RUI is often used by POLIT, rather than bail, due to the length of time digital examinations take. However, this practice reduces the protective measures bail conditions could provide when children are potentially at risk.

POLIT had good practice in place to support the welfare of suspects. This required investigating officers referring suspects to support organisations and also maintaining monthly contact with them for the duration of the investigation, or until this was no longer wanted.

A different approach is taken towards vulnerable children. Following the initial investigative activity, the responsibility for officers appears to end with the submission of a PPN. We found a template (see below) on the force system that was being used by POLIT officers endorsing this practice.

Safeguarding strategy at scene
Identify a safeguarding officer to speak to those present, ideally not the suspect. Try and establish what children are in the family, along with their parents’ details in order for a PPN to be submitted to the MASH. Once the PPN is submitted to MASH, then social services will take lead on safeguarding, allowing police to focus on the investigation.

POLIT officers are not sufficiently focused on the risks to children in some investigations.

In one investigation about a two-year-old child, the PPN that was submitted stated: “purely for procedural purposes as the child is never left alone with the suspect, and the grandparents, with whom he resides, are aware of his offending history”. It was unclear if the child’s parents knew about this risk and, if not, whether disclosure to them had been considered.

In another case, the safeguarding officer decided not to submit a PPN about an eight-year-old autistic child, because they were told he was never alone with the suspect, and that the suspect’s mother would contact the child’s mother once police left. This was not followed up by the police.

In another case, there was a record mentioning the presence of a ten-year-old child, but no PPN for this child was submitted.

Vulnerable children and risks posed by offenders should be identified by officers during child protection investigations. These concerns require assessment, and this means referral and discussion with other safeguarding professionals so that effective plans can be put in place to mitigate the risks. Reassessment is also required when situations change, or periodically during protracted investigations. We expect to see this activity within investigations that seek the best outcomes for children. But this does not happen often enough.

Data entries:
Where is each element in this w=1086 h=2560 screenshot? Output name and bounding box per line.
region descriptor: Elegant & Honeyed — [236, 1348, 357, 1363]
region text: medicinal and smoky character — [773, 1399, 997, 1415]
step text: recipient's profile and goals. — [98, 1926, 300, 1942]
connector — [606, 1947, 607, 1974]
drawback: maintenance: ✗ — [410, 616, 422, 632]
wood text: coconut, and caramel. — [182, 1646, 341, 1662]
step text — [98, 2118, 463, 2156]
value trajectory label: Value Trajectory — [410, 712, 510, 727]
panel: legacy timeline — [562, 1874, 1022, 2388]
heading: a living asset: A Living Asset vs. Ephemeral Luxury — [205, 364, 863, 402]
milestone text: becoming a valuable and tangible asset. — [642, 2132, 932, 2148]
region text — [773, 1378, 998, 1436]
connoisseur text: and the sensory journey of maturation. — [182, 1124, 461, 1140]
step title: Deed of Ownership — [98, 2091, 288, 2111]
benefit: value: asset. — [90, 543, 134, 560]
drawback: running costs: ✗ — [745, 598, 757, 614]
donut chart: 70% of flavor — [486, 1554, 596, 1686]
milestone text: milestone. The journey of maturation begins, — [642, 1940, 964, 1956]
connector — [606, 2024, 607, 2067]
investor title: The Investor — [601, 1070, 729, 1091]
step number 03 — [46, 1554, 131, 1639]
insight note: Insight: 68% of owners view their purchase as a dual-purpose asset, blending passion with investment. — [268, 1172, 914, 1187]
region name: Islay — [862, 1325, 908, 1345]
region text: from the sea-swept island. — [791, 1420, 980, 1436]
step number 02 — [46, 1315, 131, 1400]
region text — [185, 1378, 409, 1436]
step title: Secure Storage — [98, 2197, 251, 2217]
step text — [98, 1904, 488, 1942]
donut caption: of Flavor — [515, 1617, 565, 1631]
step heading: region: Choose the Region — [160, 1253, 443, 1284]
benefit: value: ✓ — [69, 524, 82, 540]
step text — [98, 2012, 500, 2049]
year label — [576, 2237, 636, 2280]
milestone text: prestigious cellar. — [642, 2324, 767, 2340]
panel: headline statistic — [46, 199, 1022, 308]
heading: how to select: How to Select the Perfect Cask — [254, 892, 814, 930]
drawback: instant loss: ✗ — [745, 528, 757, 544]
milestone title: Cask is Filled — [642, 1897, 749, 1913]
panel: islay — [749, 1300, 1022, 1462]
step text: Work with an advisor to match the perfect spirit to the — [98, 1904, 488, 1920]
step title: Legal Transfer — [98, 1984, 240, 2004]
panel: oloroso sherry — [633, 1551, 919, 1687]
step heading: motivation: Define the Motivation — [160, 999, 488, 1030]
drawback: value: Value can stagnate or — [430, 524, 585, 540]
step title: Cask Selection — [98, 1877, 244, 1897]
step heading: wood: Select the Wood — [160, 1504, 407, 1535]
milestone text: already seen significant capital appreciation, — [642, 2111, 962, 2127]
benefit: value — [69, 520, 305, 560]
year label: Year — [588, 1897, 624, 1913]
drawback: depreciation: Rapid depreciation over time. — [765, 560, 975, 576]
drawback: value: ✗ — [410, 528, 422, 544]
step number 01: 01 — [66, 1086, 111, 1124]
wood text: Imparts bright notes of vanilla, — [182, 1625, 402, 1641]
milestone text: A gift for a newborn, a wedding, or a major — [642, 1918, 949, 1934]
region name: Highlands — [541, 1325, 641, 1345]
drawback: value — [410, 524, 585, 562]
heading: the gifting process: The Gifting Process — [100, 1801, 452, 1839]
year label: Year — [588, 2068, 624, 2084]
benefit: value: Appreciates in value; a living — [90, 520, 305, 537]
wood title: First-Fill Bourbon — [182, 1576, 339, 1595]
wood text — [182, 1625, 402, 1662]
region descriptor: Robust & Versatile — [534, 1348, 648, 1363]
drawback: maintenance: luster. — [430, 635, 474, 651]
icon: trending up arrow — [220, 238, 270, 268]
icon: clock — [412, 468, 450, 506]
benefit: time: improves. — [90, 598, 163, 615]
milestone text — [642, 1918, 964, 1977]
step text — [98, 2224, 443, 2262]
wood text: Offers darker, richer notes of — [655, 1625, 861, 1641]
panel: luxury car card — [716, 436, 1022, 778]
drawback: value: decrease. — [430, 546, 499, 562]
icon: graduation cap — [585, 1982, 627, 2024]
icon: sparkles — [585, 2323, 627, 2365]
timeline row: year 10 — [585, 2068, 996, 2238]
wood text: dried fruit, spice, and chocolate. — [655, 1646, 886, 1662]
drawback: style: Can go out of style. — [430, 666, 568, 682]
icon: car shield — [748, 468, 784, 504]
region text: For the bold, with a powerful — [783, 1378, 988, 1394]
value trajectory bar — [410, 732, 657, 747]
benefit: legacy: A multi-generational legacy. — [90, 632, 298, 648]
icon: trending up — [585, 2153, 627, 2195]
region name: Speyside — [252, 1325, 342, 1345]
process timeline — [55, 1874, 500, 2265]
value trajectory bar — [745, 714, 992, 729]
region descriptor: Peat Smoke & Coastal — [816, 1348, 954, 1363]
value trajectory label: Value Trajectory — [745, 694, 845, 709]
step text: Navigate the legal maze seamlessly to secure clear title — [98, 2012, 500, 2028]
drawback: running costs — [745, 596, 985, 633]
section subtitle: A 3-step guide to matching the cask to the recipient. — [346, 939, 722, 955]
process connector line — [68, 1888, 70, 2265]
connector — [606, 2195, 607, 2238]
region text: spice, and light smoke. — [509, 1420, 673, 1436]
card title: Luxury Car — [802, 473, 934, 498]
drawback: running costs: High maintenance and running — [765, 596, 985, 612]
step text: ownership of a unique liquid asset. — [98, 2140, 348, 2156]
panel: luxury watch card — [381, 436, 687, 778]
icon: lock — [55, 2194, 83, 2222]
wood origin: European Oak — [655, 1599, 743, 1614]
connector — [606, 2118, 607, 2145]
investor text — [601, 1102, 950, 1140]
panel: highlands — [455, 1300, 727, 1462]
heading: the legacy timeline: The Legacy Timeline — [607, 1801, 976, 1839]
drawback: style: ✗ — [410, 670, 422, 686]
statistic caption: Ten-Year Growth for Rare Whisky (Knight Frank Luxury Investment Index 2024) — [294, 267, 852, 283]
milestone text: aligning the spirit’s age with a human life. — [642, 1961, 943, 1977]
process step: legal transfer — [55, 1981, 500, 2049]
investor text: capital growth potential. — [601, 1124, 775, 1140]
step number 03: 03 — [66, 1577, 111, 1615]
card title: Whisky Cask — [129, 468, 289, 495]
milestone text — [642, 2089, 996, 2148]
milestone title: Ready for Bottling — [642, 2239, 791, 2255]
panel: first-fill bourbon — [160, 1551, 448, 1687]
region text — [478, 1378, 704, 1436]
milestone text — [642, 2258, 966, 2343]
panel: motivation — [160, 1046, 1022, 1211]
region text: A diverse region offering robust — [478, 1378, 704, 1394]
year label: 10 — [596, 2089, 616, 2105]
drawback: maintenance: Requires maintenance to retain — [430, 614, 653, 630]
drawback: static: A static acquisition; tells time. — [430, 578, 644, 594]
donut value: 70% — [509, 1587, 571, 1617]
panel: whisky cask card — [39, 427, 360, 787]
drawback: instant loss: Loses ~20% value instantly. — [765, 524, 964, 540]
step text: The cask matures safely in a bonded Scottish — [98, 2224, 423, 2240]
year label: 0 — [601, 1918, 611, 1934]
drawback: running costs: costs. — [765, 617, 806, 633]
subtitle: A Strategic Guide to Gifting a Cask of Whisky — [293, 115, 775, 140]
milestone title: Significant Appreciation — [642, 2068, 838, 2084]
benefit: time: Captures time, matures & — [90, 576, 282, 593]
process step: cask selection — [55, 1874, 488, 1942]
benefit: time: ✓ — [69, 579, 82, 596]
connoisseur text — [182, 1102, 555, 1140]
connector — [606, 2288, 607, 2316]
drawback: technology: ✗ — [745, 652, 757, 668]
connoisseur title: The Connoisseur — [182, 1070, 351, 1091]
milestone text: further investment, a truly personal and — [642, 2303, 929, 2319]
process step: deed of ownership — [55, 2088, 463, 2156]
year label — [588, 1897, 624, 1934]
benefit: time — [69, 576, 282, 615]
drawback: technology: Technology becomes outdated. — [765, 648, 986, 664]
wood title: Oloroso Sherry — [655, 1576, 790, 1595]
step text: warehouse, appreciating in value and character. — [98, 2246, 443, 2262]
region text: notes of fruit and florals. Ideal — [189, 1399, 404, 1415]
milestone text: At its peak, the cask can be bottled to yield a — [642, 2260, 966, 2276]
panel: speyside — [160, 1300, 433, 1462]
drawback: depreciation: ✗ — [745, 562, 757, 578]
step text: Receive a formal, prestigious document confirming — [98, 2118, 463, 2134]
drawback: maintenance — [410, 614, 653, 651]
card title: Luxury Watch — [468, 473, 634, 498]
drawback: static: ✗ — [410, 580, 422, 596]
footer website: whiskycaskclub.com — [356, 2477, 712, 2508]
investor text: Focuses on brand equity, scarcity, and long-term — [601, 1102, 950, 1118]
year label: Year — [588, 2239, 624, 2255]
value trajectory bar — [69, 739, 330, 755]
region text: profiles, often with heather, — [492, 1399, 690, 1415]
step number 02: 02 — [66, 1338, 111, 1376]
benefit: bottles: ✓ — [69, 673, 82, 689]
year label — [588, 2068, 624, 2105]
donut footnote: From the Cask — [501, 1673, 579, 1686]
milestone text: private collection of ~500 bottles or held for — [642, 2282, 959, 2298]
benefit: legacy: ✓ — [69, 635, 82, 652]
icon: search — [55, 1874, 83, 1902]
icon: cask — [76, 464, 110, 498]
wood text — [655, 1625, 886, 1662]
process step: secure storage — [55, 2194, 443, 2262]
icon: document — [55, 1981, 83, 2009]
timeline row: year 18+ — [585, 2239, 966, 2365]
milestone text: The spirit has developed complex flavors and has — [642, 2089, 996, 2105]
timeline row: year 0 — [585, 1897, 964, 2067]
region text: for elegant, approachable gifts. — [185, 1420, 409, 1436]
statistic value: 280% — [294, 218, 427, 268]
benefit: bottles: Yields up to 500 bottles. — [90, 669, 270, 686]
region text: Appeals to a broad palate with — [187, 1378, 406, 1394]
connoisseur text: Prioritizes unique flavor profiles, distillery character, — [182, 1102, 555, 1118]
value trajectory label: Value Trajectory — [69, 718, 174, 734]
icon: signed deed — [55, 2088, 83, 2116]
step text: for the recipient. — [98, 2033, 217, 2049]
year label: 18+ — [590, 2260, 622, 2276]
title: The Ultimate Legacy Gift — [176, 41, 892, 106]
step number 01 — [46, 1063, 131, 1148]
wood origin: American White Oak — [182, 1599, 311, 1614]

Problems to solve:
a – Reproduce the entries word for word, from their first line through the line that contains "connector — [606, 1947, 607, 1974]".
b – Carry on the passage about police safeguarding of children during investigations from the point where it ends.

Outputs for the tasks:
a –
Where is each element in this w=1086 h=2560 screenshot? Output name and bounding box per line.
region descriptor: Elegant & Honeyed — [236, 1348, 357, 1363]
region text: medicinal and smoky character — [773, 1399, 997, 1415]
step text: recipient's profile and goals. — [98, 1926, 300, 1942]
connector — [606, 1947, 607, 1974]

b –
Recommendation from the 2018 inspection report

Within three months, the force should improve its practice in cases of children who go missing from home. As a minimum, this should include:

  • improving officer and staff awareness of their responsibilities for protecting children who are reported missing from home, in particular, those cases where it is a regular occurrence;
  • improving supervisory oversight required to drive activity to trace children who are reported missing from home; and
  • ensuring there is consistency in how information obtained from return home interviews conducted with children is being relayed to the force, to assist in the formulation of plans to reduce the frequency and risk of future episodes.

2019 findings

The response to missing children remained inconsistent. There was improving joint working between the force and social care services missing teams.

There was a missing person problem profile which clearly identified the threat, risk and harm associated with missing children. The force had identified where it needed to make improvements, including the need to draw all information from systems to inform risk assessments and police responses. However, some missing children, particularly those in the care of the local authority, sometimes received no police response, despite the presence of risk indicators. Some calls remained outstanding without a timely response.

The rationale within records did not recognise risk sufficiently. In addition, minimising language reflected a lack of understanding of the vulnerability of missing children.

This led to delayed responses and ineffective investigations to find children, leaving them exposed to risk for long periods.

The missing team was unable to see cases of missing children being held on FCR systems which had not been allocated for investigation. Investigation plans were not evident within the missing person case management system – COMPACT and missing episodes were not viewed as an investigation to find a child.

Reviews were not routinely completed, apart from a 24-hour COMPACT entry by an inspector, which often didn’t prioritise tasks to locate the missing child. The force had only recently started to use trigger plans to help find vulnerable children who were frequently reporting as missing.

2020 findings

Systems and practice have significantly improved, providing a highly effective response for children missing from home

Missing investigations start promptly, following sound decision making in the FCR that is supported by good quality trigger plans for some of the most vulnerable children. Initial investigative activity by frontline staff is treated as priority activity and is well supervised.

In high-risk cases, specialist investigators are involved without delay and the missing person unit (MPU) is involved in the majority of investigations. Force pacesetter meetings are updated about high-risk missing cases, meaning that senior leaders can direct additional resources to assist these investigations.

Officers are confident to take children into police protection when they felt this was appropriate. These decisions are made to reduce the risk of significant harm to the child, to keep them safe. We saw evidence of clear rationale and appropriate explanation to others when the use of police protection powers was questioned.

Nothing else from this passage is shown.